Aim of the exercise: Give the count of lines containing the string "JSON", with no other output.
# START OF Given information
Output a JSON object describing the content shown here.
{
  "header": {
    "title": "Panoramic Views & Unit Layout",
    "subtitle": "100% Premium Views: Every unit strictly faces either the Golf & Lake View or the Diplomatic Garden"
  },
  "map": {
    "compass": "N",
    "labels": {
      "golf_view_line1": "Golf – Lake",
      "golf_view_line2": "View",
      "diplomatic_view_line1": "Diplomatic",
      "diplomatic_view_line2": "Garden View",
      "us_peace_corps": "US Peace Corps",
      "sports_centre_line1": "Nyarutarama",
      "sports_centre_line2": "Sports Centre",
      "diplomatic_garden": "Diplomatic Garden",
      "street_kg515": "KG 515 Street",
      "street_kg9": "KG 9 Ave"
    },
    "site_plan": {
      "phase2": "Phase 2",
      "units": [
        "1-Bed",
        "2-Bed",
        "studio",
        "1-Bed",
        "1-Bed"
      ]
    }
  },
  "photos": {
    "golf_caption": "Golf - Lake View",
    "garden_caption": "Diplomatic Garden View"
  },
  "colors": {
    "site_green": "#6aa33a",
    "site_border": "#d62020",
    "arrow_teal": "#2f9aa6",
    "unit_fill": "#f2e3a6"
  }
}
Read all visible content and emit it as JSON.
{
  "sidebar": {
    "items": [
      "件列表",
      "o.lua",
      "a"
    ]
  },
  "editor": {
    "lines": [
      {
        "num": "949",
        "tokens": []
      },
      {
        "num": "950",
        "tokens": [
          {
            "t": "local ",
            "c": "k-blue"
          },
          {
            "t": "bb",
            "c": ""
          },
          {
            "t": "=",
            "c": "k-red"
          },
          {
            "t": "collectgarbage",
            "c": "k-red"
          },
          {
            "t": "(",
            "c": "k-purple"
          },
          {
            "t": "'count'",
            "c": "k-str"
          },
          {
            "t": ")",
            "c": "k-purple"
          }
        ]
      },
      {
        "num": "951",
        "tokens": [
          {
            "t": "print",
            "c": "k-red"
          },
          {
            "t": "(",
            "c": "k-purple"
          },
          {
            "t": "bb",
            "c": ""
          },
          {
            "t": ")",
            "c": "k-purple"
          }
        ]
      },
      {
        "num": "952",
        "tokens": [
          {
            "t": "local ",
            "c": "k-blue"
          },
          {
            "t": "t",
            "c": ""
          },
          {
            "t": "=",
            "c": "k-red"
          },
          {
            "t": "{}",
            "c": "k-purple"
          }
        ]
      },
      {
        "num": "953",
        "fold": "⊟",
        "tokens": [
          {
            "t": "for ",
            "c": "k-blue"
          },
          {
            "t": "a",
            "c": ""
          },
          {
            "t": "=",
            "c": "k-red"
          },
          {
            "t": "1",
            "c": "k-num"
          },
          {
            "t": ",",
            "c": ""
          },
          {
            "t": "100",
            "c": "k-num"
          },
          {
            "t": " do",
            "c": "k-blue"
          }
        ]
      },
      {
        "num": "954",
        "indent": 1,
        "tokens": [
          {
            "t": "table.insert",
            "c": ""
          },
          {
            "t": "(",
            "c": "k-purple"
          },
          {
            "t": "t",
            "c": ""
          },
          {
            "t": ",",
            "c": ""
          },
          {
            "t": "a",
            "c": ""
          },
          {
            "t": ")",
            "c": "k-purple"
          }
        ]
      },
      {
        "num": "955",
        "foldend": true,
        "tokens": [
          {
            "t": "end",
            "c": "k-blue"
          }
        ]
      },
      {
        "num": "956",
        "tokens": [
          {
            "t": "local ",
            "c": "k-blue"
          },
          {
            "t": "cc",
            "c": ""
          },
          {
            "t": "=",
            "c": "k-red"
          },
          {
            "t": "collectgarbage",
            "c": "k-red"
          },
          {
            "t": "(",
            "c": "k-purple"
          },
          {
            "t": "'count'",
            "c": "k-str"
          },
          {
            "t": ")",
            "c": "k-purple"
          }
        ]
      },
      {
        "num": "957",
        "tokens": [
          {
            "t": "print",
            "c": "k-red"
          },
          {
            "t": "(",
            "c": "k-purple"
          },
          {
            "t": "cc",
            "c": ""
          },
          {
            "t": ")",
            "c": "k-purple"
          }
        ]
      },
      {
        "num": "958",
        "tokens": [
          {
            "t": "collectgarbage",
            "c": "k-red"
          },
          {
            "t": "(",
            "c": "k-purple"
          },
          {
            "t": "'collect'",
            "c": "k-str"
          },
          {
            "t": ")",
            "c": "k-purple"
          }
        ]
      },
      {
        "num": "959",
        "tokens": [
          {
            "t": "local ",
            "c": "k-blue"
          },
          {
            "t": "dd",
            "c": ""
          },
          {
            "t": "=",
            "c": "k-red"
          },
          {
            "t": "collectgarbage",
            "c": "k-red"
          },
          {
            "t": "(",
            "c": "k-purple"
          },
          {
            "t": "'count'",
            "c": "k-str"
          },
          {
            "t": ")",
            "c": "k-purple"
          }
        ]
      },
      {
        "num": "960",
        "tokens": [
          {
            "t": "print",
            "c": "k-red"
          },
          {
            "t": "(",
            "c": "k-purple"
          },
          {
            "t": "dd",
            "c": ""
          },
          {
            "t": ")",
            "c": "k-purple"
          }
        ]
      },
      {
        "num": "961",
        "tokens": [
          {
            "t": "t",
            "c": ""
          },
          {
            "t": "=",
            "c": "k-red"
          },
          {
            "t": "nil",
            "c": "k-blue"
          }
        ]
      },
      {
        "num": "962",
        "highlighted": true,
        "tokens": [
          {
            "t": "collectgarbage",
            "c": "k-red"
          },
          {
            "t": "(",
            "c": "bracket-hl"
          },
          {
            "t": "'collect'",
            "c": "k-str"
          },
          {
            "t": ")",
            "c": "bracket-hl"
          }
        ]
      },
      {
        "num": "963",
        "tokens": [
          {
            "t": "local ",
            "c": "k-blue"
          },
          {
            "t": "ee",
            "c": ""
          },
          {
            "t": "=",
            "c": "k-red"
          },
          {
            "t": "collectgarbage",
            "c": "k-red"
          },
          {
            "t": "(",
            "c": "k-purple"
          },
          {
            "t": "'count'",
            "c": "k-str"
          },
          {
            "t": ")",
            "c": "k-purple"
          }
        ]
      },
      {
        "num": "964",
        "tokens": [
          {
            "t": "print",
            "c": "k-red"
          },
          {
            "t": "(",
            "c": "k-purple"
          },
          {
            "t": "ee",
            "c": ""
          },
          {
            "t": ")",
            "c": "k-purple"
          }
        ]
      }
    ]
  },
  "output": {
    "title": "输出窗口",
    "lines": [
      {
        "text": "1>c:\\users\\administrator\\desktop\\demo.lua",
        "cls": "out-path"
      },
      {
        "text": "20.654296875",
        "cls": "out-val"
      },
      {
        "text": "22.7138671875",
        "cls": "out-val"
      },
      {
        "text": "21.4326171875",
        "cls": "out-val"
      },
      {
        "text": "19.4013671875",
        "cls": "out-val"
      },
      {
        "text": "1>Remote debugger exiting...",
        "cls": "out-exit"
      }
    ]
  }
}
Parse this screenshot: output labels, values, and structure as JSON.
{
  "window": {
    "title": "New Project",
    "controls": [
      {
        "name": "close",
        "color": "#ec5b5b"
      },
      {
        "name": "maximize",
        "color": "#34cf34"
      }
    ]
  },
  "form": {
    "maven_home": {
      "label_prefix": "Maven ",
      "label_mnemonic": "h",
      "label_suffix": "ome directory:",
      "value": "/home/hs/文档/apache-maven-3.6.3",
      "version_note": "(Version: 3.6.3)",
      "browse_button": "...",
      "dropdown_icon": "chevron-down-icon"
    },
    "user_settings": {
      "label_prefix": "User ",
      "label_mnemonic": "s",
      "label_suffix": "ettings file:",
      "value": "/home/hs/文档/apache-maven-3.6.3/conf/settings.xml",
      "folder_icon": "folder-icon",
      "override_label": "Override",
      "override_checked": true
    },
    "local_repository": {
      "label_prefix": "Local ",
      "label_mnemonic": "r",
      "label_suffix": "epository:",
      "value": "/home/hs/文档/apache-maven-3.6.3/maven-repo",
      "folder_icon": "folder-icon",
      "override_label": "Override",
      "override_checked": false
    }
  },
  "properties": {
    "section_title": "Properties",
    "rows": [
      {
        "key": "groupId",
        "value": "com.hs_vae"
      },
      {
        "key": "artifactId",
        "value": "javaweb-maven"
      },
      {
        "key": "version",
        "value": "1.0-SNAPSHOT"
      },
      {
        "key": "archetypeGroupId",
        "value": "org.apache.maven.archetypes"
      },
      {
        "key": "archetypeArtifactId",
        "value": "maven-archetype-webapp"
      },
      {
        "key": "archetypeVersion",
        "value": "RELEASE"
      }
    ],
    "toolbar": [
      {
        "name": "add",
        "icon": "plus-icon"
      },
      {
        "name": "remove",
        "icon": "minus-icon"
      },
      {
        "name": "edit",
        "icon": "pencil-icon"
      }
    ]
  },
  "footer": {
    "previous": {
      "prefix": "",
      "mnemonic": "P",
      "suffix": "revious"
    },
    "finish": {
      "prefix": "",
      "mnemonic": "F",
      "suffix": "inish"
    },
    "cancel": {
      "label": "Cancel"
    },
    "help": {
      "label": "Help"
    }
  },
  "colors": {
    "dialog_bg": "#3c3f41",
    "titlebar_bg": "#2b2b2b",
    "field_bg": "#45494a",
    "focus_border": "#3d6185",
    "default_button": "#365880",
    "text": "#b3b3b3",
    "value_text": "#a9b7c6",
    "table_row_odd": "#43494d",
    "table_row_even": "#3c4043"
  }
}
# END OF Given information
Output: 3